**DIRECTION**
Only the pictures are left out: repeat the rest of the entries exactly.

**RECORDS PROVIDED**
=-=-=

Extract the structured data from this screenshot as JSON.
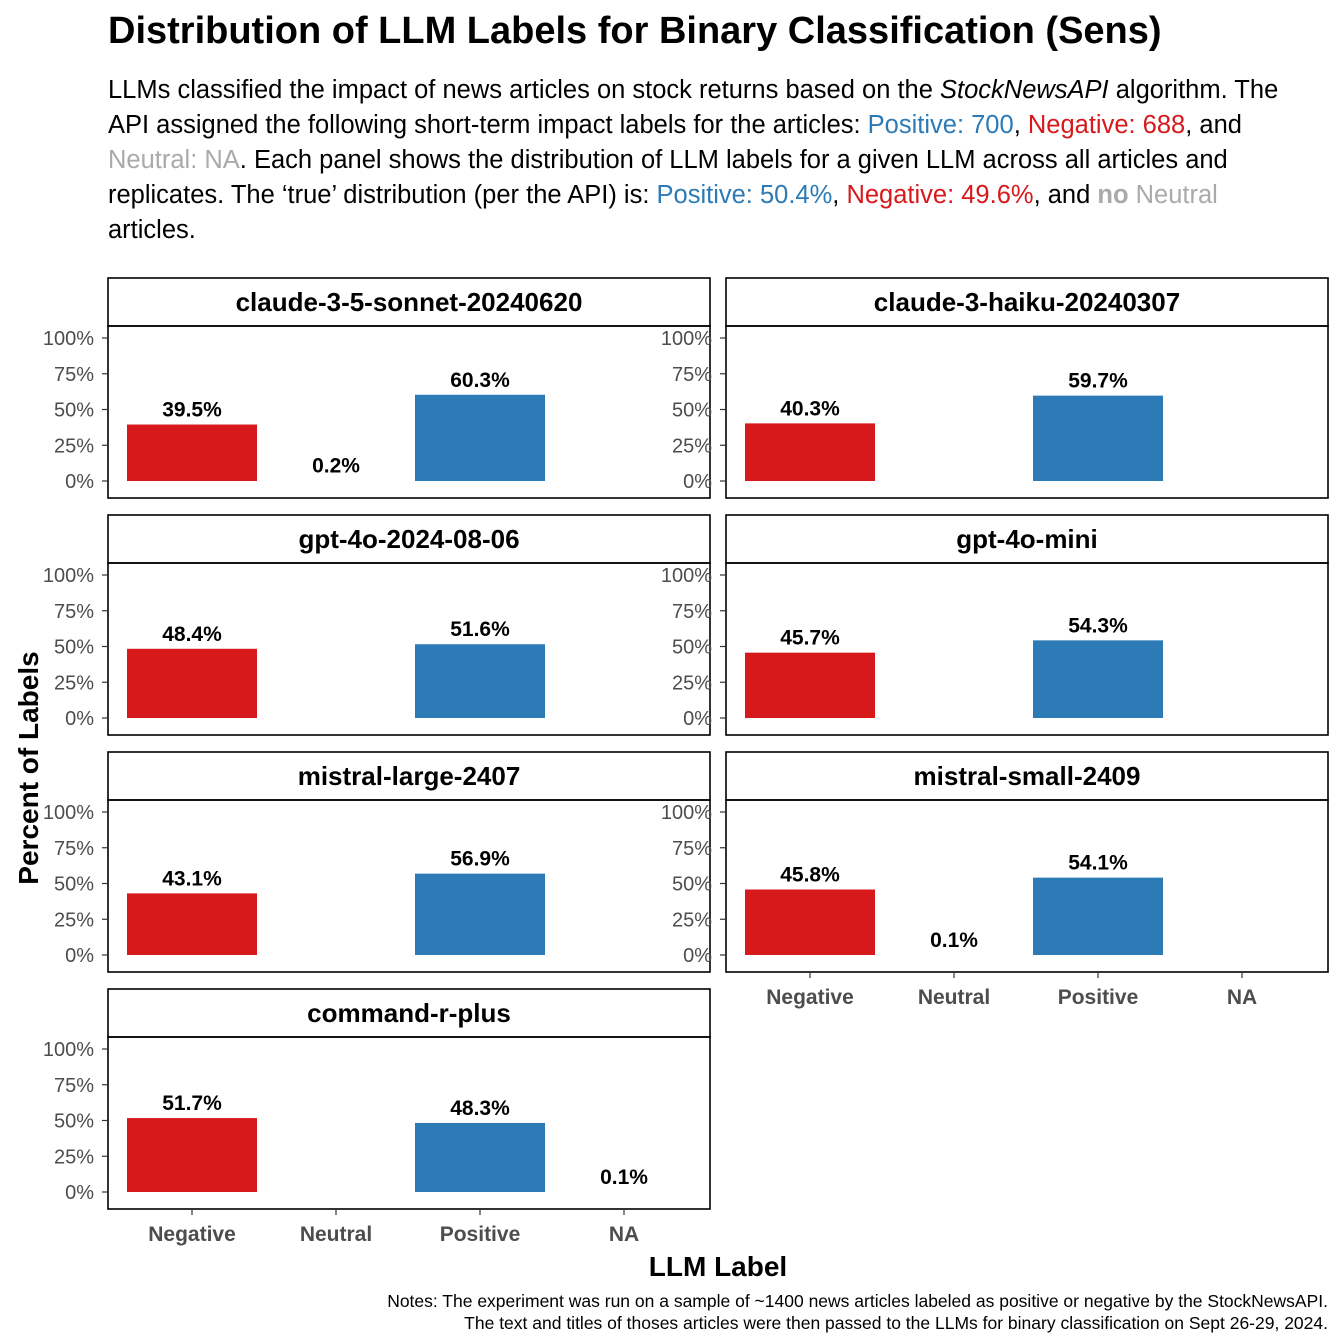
{
  "title": "Distribution of LLM Labels for Binary Classification (Sens)",
  "subtitle": {
    "t1": "LLMs classified the impact of news articles on stock returns based on the ",
    "api_name": "StockNewsAPI",
    "t2": " algorithm. The API assigned the following short-term impact labels for the articles: ",
    "pos_count": "Positive: 700",
    "t3": ", ",
    "neg_count": "Negative: 688",
    "t4": ", and ",
    "neu_count": "Neutral: NA",
    "t5": ". Each panel shows the distribution of LLM labels for a given LLM across all articles and replicates. The ‘true’ distribution (per the API) is: ",
    "pos_pct": "Positive: 50.4%",
    "t6": ", ",
    "neg_pct": "Negative: 49.6%",
    "t7": ", and ",
    "no_word": "no",
    "t8": " ",
    "neu_word": "Neutral",
    "t9": " articles."
  },
  "notes": {
    "line1": "Notes: The experiment was run on a sample of ~1400 news articles labeled as positive or negative by the StockNewsAPI.",
    "line2": "The text and titles of thoses articles were then passed to the LLMs for binary classification on Sept 26-29, 2024."
  },
  "colors": {
    "Negative": "#d7191c",
    "Positive": "#2c7bb6",
    "Neutral": "#aaaaaa",
    "NA": "#808080"
  },
  "chart_data": {
    "type": "bar",
    "facet": "model",
    "xlabel": "LLM Label",
    "ylabel": "Percent of Labels",
    "categories": [
      "Negative",
      "Neutral",
      "Positive",
      "NA"
    ],
    "ylim": [
      0,
      100
    ],
    "yticks": [
      "0%",
      "25%",
      "50%",
      "75%",
      "100%"
    ],
    "panels": [
      {
        "name": "claude-3-5-sonnet-20240620",
        "values": [
          39.5,
          0.2,
          60.3,
          null
        ],
        "labels": [
          "39.5%",
          "0.2%",
          "60.3%",
          null
        ]
      },
      {
        "name": "claude-3-haiku-20240307",
        "values": [
          40.3,
          null,
          59.7,
          null
        ],
        "labels": [
          "40.3%",
          null,
          "59.7%",
          null
        ]
      },
      {
        "name": "gpt-4o-2024-08-06",
        "values": [
          48.4,
          null,
          51.6,
          null
        ],
        "labels": [
          "48.4%",
          null,
          "51.6%",
          null
        ]
      },
      {
        "name": "gpt-4o-mini",
        "values": [
          45.7,
          null,
          54.3,
          null
        ],
        "labels": [
          "45.7%",
          null,
          "54.3%",
          null
        ]
      },
      {
        "name": "mistral-large-2407",
        "values": [
          43.1,
          null,
          56.9,
          null
        ],
        "labels": [
          "43.1%",
          null,
          "56.9%",
          null
        ]
      },
      {
        "name": "mistral-small-2409",
        "values": [
          45.8,
          0.1,
          54.1,
          null
        ],
        "labels": [
          "45.8%",
          "0.1%",
          "54.1%",
          null
        ]
      },
      {
        "name": "command-r-plus",
        "values": [
          51.7,
          null,
          48.3,
          0.1
        ],
        "labels": [
          "51.7%",
          null,
          "48.3%",
          "0.1%"
        ]
      }
    ]
  }
}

=-=-=

**CORRECT ANSWER**
Extract the structured data from this screenshot as JSON.
{
  "title": "Distribution of LLM Labels for Binary Classification (Sens)",
  "subtitle": {
    "t1": "LLMs classified the impact of news articles on stock returns based on the ",
    "api_name": "StockNewsAPI",
    "t2": " algorithm. The API assigned the following short-term impact labels for the articles: ",
    "pos_count": "Positive: 700",
    "t3": ", ",
    "neg_count": "Negative: 688",
    "t4": ", and ",
    "neu_count": "Neutral: NA",
    "t5": ". Each panel shows the distribution of LLM labels for a given LLM across all articles and replicates. The ‘true’ distribution (per the API) is: ",
    "pos_pct": "Positive: 50.4%",
    "t6": ", ",
    "neg_pct": "Negative: 49.6%",
    "t7": ", and ",
    "no_word": "no",
    "t8": " ",
    "neu_word": "Neutral",
    "t9": " articles."
  },
  "notes": {
    "line1": "Notes: The experiment was run on a sample of ~1400 news articles labeled as positive or negative by the StockNewsAPI.",
    "line2": "The text and titles of thoses articles were then passed to the LLMs for binary classification on Sept 26-29, 2024."
  },
  "colors": {
    "Negative": "#d7191c",
    "Positive": "#2c7bb6",
    "Neutral": "#aaaaaa",
    "NA": "#808080"
  },
  "chart_data": {
    "type": "bar",
    "facet": "model",
    "xlabel": "LLM Label",
    "ylabel": "Percent of Labels",
    "categories": [
      "Negative",
      "Neutral",
      "Positive",
      "NA"
    ],
    "ylim": [
      0,
      100
    ],
    "yticks": [
      "0%",
      "25%",
      "50%",
      "75%",
      "100%"
    ],
    "panels": [
      {
        "name": "claude-3-5-sonnet-20240620",
        "values": [
          39.5,
          0.2,
          60.3,
          null
        ],
        "labels": [
          "39.5%",
          "0.2%",
          "60.3%",
          null
        ]
      },
      {
        "name": "claude-3-haiku-20240307",
        "values": [
          40.3,
          null,
          59.7,
          null
        ],
        "labels": [
          "40.3%",
          null,
          "59.7%",
          null
        ]
      },
      {
        "name": "gpt-4o-2024-08-06",
        "values": [
          48.4,
          null,
          51.6,
          null
        ],
        "labels": [
          "48.4%",
          null,
          "51.6%",
          null
        ]
      },
      {
        "name": "gpt-4o-mini",
        "values": [
          45.7,
          null,
          54.3,
          null
        ],
        "labels": [
          "45.7%",
          null,
          "54.3%",
          null
        ]
      },
      {
        "name": "mistral-large-2407",
        "values": [
          43.1,
          null,
          56.9,
          null
        ],
        "labels": [
          "43.1%",
          null,
          "56.9%",
          null
        ]
      },
      {
        "name": "mistral-small-2409",
        "values": [
          45.8,
          0.1,
          54.1,
          null
        ],
        "labels": [
          "45.8%",
          "0.1%",
          "54.1%",
          null
        ]
      },
      {
        "name": "command-r-plus",
        "values": [
          51.7,
          null,
          48.3,
          0.1
        ],
        "labels": [
          "51.7%",
          null,
          "48.3%",
          "0.1%"
        ]
      }
    ]
  }
}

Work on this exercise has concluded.